## TASK DETAILS:
Each entry below should be reproduced character for character.

# Start of RECORDS SHOWN

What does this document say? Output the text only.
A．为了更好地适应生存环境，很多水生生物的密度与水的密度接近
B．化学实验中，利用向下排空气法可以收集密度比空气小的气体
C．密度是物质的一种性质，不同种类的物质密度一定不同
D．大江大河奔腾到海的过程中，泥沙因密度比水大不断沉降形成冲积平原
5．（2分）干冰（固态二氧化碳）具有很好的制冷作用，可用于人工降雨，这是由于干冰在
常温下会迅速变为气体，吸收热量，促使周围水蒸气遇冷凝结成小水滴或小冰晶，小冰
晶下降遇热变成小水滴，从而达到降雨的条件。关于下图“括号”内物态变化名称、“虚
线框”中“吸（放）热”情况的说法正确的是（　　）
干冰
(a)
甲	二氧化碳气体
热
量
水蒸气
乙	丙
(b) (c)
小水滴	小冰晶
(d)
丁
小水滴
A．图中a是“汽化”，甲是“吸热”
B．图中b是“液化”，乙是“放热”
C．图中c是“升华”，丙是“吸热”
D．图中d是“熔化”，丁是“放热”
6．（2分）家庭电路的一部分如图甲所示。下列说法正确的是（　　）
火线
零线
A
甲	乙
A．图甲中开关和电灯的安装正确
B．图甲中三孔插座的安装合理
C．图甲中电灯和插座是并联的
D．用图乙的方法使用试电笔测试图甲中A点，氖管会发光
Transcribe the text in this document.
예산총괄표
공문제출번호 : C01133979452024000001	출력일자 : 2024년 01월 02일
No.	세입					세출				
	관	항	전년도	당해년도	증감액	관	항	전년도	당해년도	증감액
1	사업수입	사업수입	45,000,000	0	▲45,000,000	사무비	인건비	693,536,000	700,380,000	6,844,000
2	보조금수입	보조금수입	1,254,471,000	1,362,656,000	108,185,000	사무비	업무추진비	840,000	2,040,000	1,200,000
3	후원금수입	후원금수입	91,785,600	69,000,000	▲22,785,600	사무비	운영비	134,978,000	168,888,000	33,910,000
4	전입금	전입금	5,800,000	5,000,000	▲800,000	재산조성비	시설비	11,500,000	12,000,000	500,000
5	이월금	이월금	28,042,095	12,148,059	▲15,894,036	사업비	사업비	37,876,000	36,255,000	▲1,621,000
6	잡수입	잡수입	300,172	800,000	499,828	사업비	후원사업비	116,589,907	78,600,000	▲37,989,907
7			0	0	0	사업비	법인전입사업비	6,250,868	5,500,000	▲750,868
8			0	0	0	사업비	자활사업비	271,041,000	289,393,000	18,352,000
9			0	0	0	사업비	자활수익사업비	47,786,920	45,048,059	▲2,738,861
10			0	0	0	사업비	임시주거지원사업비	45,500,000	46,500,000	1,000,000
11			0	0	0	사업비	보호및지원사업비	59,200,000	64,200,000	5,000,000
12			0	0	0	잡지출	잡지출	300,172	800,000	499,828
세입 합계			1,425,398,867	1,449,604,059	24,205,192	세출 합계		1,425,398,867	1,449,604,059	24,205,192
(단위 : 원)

# End of RECORDS SHOWN

## REPLY TO THE EXERCISE:
What does this document say? Output the text only.
A．为了更好地适应生存环境，很多水生生物的密度与水的密度接近
B．化学实验中，利用向下排空气法可以收集密度比空气小的气体
C．密度是物质的一种性质，不同种类的物质密度一定不同
D．大江大河奔腾到海的过程中，泥沙因密度比水大不断沉降形成冲积平原
5．（2分）干冰（固态二氧化碳）具有很好的制冷作用，可用于人工降雨，这是由于干冰在
常温下会迅速变为气体，吸收热量，促使周围水蒸气遇冷凝结成小水滴或小冰晶，小冰
晶下降遇热变成小水滴，从而达到降雨的条件。关于下图“括号”内物态变化名称、“虚
线框”中“吸（放）热”情况的说法正确的是（　　）
干冰
(a)
甲	二氧化碳气体
热
量
水蒸气
乙	丙
(b) (c)
小水滴	小冰晶
(d)
丁
小水滴
A．图中a是“汽化”，甲是“吸热”
B．图中b是“液化”，乙是“放热”
C．图中c是“升华”，丙是“吸热”
D．图中d是“熔化”，丁是“放热”
6．（2分）家庭电路的一部分如图甲所示。下列说法正确的是（　　）
火线
零线
A
甲	乙
A．图甲中开关和电灯的安装正确
B．图甲中三孔插座的安装合理
C．图甲中电灯和插座是并联的
D．用图乙的方法使用试电笔测试图甲中A点，氖管会发光
Transcribe the text in this document.
예산총괄표
공문제출번호 : C01133979452024000001	출력일자 : 2024년 01월 02일
No.	세입					세출				
	관	항	전년도	당해년도	증감액	관	항	전년도	당해년도	증감액
1	사업수입	사업수입	45,000,000	0	▲45,000,000	사무비	인건비	693,536,000	700,380,000	6,844,000
2	보조금수입	보조금수입	1,254,471,000	1,362,656,000	108,185,000	사무비	업무추진비	840,000	2,040,000	1,200,000
3	후원금수입	후원금수입	91,785,600	69,000,000	▲22,785,600	사무비	운영비	134,978,000	168,888,000	33,910,000
4	전입금	전입금	5,800,000	5,000,000	▲800,000	재산조성비	시설비	11,500,000	12,000,000	500,000
5	이월금	이월금	28,042,095	12,148,059	▲15,894,036	사업비	사업비	37,876,000	36,255,000	▲1,621,000
6	잡수입	잡수입	300,172	800,000	499,828	사업비	후원사업비	116,589,907	78,600,000	▲37,989,907
7			0	0	0	사업비	법인전입사업비	6,250,868	5,500,000	▲750,868
8			0	0	0	사업비	자활사업비	271,041,000	289,393,000	18,352,000
9			0	0	0	사업비	자활수익사업비	47,786,920	45,048,059	▲2,738,861
10			0	0	0	사업비	임시주거지원사업비	45,500,000	46,500,000	1,000,000
11			0	0	0	사업비	보호및지원사업비	59,200,000	64,200,000	5,000,000
12			0	0	0	잡지출	잡지출	300,172	800,000	499,828
세입 합계			1,425,398,867	1,449,604,059	24,205,192	세출 합계		1,425,398,867	1,449,604,059	24,205,192
(단위 : 원)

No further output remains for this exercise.